What the exercise asks: All records should be reproduced verbatim.

Input data:
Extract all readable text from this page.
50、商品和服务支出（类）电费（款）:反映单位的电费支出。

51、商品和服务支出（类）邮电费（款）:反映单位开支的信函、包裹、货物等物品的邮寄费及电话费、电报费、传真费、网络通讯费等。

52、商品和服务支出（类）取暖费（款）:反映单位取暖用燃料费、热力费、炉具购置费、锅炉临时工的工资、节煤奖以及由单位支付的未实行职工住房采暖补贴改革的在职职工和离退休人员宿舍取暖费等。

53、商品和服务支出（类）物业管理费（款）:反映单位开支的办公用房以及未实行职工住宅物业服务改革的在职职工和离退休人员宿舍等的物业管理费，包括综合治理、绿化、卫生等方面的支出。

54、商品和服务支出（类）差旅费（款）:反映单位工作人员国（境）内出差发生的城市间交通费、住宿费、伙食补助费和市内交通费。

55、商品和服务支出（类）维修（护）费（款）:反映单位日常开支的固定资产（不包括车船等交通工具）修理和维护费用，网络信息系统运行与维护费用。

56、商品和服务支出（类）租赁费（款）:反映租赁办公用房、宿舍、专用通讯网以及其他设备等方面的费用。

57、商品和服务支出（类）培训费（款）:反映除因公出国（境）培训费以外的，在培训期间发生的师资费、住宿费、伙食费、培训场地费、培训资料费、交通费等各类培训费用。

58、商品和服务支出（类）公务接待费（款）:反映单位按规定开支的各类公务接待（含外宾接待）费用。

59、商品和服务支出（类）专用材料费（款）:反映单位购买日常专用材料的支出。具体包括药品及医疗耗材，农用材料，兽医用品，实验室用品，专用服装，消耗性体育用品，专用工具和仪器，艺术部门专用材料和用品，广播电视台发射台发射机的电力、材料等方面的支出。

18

Answer to the exercise:
Extract all readable text from this page.
50、商品和服务支出（类）电费（款）:反映单位的电费支出。

51、商品和服务支出（类）邮电费（款）:反映单位开支的信函、包裹、货物等物品的邮寄费及电话费、电报费、传真费、网络通讯费等。

52、商品和服务支出（类）取暖费（款）:反映单位取暖用燃料费、热力费、炉具购置费、锅炉临时工的工资、节煤奖以及由单位支付的未实行职工住房采暖补贴改革的在职职工和离退休人员宿舍取暖费等。

53、商品和服务支出（类）物业管理费（款）:反映单位开支的办公用房以及未实行职工住宅物业服务改革的在职职工和离退休人员宿舍等的物业管理费，包括综合治理、绿化、卫生等方面的支出。

54、商品和服务支出（类）差旅费（款）:反映单位工作人员国（境）内出差发生的城市间交通费、住宿费、伙食补助费和市内交通费。

55、商品和服务支出（类）维修（护）费（款）:反映单位日常开支的固定资产（不包括车船等交通工具）修理和维护费用，网络信息系统运行与维护费用。

56、商品和服务支出（类）租赁费（款）:反映租赁办公用房、宿舍、专用通讯网以及其他设备等方面的费用。

57、商品和服务支出（类）培训费（款）:反映除因公出国（境）培训费以外的，在培训期间发生的师资费、住宿费、伙食费、培训场地费、培训资料费、交通费等各类培训费用。

58、商品和服务支出（类）公务接待费（款）:反映单位按规定开支的各类公务接待（含外宾接待）费用。

59、商品和服务支出（类）专用材料费（款）:反映单位购买日常专用材料的支出。具体包括药品及医疗耗材，农用材料，兽医用品，实验室用品，专用服装，消耗性体育用品，专用工具和仪器，艺术部门专用材料和用品，广播电视台发射台发射机的电力、材料等方面的支出。

18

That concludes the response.